## Begin Extracted data

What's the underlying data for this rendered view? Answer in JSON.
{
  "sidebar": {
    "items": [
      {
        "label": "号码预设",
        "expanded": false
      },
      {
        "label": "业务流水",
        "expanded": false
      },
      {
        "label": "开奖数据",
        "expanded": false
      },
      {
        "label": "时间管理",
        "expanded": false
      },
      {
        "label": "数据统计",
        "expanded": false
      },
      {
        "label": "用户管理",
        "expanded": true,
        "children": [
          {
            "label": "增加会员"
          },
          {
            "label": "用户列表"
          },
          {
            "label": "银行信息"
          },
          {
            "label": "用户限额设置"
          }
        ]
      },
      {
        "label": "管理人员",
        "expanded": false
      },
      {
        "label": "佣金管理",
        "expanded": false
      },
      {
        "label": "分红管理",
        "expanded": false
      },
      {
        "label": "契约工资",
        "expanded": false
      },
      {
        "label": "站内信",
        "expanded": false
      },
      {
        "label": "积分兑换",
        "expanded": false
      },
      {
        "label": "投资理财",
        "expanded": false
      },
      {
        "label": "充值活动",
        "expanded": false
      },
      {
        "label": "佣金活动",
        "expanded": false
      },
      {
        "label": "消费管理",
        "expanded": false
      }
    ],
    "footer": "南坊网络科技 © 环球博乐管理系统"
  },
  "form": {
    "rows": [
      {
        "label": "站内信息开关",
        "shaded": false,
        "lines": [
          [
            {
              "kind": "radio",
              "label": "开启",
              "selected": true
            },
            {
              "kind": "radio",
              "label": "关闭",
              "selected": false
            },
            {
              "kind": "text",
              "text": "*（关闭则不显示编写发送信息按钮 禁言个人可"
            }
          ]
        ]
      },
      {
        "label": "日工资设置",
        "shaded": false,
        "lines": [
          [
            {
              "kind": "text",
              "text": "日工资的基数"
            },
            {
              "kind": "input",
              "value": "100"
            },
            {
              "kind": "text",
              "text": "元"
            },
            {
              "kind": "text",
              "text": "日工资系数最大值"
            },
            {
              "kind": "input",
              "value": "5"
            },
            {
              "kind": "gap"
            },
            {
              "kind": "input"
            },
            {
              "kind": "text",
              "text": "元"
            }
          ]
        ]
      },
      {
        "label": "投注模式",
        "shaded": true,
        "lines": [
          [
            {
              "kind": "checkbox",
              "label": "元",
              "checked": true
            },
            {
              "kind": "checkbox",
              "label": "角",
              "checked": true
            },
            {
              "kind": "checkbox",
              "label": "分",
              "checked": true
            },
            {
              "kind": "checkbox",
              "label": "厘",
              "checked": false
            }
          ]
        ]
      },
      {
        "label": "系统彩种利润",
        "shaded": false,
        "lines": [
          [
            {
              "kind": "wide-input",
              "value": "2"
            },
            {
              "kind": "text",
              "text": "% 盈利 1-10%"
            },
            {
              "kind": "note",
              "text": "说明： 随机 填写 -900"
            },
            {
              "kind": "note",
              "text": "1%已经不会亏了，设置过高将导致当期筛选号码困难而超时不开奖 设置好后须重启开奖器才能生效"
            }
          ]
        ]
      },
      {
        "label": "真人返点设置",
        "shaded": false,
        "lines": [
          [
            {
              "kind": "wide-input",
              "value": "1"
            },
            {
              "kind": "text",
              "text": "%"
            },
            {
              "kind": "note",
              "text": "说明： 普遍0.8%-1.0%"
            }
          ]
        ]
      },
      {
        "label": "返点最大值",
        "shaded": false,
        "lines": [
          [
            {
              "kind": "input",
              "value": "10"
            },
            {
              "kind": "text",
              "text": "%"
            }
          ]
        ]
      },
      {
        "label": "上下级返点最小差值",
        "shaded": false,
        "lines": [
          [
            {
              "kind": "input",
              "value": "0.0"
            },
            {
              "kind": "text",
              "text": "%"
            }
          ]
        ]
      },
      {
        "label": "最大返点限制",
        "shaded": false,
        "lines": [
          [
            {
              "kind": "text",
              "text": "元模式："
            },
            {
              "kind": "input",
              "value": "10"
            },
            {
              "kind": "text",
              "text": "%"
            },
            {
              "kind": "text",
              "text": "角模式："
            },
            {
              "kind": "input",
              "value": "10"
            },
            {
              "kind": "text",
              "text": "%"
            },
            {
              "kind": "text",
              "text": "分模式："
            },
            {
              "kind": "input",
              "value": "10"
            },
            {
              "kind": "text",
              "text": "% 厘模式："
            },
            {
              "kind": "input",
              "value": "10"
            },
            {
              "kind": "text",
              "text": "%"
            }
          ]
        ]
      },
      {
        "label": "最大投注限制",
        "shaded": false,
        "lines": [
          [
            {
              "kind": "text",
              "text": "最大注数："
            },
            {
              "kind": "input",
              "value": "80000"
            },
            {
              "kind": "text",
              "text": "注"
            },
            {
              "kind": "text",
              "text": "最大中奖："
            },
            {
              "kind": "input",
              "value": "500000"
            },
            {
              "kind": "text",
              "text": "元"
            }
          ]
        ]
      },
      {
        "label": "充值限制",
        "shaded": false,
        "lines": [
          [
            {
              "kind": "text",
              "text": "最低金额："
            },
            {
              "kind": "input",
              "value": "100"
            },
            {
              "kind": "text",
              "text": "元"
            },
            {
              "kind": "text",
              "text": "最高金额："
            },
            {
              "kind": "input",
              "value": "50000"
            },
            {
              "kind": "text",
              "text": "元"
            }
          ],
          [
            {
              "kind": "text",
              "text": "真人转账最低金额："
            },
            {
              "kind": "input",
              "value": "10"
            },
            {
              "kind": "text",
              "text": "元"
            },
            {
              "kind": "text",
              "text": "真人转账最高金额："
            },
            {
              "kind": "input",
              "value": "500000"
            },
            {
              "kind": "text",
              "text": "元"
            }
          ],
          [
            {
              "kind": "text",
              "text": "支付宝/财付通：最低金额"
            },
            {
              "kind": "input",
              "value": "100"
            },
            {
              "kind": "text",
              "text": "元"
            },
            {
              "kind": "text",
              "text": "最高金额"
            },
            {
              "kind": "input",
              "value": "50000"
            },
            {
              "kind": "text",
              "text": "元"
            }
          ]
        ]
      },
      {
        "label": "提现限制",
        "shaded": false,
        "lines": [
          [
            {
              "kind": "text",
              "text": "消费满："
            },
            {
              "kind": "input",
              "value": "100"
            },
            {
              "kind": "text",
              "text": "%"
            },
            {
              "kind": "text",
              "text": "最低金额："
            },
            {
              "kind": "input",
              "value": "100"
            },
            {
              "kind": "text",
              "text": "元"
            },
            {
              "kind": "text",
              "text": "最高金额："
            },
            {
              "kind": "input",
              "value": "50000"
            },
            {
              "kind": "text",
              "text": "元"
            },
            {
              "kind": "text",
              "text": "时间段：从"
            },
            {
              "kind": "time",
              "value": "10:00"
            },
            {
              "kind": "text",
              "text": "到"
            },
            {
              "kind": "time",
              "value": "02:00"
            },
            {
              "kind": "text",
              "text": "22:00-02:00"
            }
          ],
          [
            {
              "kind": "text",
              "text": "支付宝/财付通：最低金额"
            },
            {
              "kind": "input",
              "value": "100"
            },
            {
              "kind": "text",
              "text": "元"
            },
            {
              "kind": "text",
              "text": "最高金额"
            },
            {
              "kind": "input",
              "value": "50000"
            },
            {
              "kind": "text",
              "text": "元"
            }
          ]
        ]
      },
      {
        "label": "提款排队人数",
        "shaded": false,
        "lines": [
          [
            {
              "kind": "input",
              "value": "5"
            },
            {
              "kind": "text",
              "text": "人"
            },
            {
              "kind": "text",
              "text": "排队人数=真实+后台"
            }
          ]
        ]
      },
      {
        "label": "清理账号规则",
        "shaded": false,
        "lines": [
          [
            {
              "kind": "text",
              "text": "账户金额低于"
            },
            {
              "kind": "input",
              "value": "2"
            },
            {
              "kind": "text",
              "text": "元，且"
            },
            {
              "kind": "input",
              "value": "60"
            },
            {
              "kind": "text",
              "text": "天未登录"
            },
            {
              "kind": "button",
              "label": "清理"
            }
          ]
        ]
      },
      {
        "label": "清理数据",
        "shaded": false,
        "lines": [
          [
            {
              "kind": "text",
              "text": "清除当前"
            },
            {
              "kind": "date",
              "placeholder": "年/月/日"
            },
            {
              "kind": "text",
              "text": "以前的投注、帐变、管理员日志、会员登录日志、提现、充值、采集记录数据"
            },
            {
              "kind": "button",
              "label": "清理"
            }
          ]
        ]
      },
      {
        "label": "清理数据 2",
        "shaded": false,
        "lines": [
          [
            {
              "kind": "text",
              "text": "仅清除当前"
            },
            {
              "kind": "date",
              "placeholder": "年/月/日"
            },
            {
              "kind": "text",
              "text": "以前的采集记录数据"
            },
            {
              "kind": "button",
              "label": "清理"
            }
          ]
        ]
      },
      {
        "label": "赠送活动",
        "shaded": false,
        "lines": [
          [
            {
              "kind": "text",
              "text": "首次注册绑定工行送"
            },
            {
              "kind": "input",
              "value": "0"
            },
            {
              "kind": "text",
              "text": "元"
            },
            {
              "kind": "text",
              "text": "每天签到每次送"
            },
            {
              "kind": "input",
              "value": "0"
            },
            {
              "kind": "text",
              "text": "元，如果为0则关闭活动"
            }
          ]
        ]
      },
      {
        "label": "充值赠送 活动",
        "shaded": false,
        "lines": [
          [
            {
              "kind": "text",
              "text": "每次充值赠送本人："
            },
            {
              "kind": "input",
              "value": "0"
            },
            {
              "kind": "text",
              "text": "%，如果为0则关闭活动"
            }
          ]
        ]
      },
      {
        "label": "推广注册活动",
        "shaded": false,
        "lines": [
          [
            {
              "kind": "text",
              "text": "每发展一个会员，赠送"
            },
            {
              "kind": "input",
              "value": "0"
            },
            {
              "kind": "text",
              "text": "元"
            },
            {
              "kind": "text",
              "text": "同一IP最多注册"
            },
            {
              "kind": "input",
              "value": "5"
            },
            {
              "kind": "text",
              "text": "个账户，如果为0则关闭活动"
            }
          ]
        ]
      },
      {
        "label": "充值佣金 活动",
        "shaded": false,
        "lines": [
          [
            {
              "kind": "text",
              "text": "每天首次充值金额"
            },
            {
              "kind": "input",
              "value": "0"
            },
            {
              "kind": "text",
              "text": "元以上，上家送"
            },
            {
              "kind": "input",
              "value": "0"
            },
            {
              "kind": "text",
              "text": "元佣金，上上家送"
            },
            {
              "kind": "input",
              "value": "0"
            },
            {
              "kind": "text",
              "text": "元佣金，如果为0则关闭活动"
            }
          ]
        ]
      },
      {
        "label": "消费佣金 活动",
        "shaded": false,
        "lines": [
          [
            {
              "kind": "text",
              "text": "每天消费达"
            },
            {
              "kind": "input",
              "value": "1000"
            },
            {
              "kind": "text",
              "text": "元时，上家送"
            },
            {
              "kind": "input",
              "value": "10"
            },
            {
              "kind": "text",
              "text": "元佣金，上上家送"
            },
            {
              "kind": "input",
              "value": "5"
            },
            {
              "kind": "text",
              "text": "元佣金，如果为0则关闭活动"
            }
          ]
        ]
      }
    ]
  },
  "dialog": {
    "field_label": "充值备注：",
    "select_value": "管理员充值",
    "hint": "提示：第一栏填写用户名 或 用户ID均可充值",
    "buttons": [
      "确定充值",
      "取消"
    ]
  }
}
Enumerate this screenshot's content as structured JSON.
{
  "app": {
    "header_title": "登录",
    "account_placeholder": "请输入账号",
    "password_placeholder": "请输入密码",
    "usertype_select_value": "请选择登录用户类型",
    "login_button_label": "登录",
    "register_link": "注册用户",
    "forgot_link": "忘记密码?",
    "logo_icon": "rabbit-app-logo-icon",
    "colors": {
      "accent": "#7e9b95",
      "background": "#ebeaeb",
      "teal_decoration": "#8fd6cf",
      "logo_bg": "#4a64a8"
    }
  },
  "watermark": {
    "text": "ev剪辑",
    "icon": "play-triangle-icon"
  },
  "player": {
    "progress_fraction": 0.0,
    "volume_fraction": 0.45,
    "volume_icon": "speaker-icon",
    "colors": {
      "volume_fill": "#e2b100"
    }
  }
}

## End Extracted data

Look through the data and gather every line with the string "icon" in it.

* **Result for this task**:
    "logo_icon": "rabbit-app-logo-icon",
    "icon": "play-triangle-icon"
    "volume_icon": "speaker-icon",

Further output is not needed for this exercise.